Pick out the lines containing "screenshot".

**MATERIAL PROVIDED**
※ ※ ※

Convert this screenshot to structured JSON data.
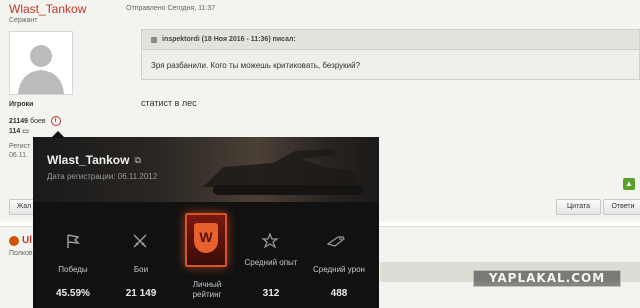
{
  "post": {
    "username": "Wlast_Tankow",
    "rank": "Сержант",
    "group": "Игроки",
    "battles_count": "21149",
    "battles_label": "боев",
    "info_glyph": "i",
    "posts_count": "114",
    "reg_label": "Регист",
    "reg_date": "06.11.",
    "sent_text": "Отправлено Сегодня, 11:37",
    "quote_header": "inspektordi (18 Ноя 2016 - 11:36) писал:",
    "quote_text": "Зря разбанили. Кого ты можешь критиковать, безрукий?",
    "message": "статист в лес",
    "up_glyph": "▲",
    "btn_left": "Жал",
    "btn_cite": "Цитата",
    "btn_reply": "Ответи"
  },
  "next_post": {
    "name": "Ul",
    "rank": "Полков"
  },
  "card": {
    "name": "Wlast_Tankow",
    "ext_glyph": "⧉",
    "reg_text": "Дата регистрации: 06.11.2012",
    "stats": [
      {
        "label": "Победы",
        "value": "45.59%",
        "icon": "flag-icon"
      },
      {
        "label": "Бои",
        "value": "21 149",
        "icon": "crossed-swords-icon"
      },
      {
        "label": "Личный рейтинг",
        "value": "",
        "icon": "rating-badge-icon"
      },
      {
        "label": "Средний опыт",
        "value": "312",
        "icon": "star-icon"
      },
      {
        "label": "Средний урон",
        "value": "488",
        "icon": "shell-icon"
      }
    ],
    "badge_letter": "W",
    "accent_color": "#e8602c"
  },
  "watermark": "YAPLAKAL.COM",
  "colors": {
    "username": "#c0392b",
    "card_bg": "#111111"
  }
}
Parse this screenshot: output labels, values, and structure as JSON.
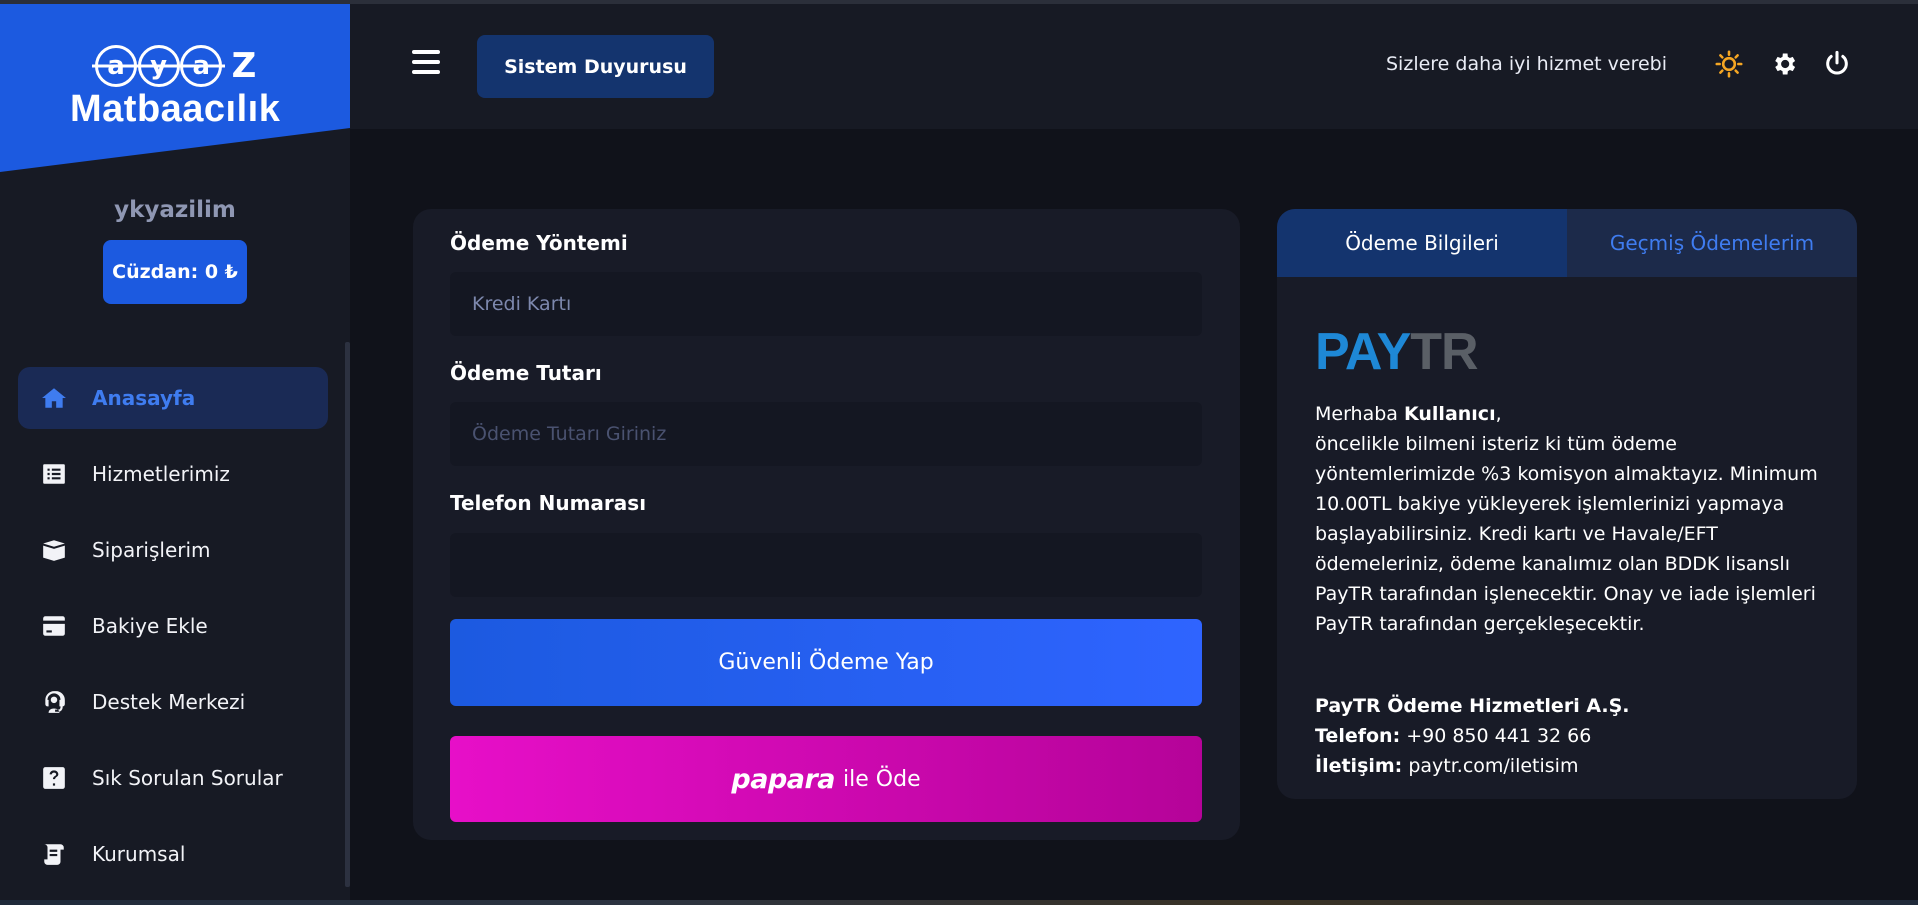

※ ※ ※

**SOLUTION TO THE PROBLEM**
Convert this screenshot to structured JSON data.
Parse this screenshot: output labels, values, and structure as JSON.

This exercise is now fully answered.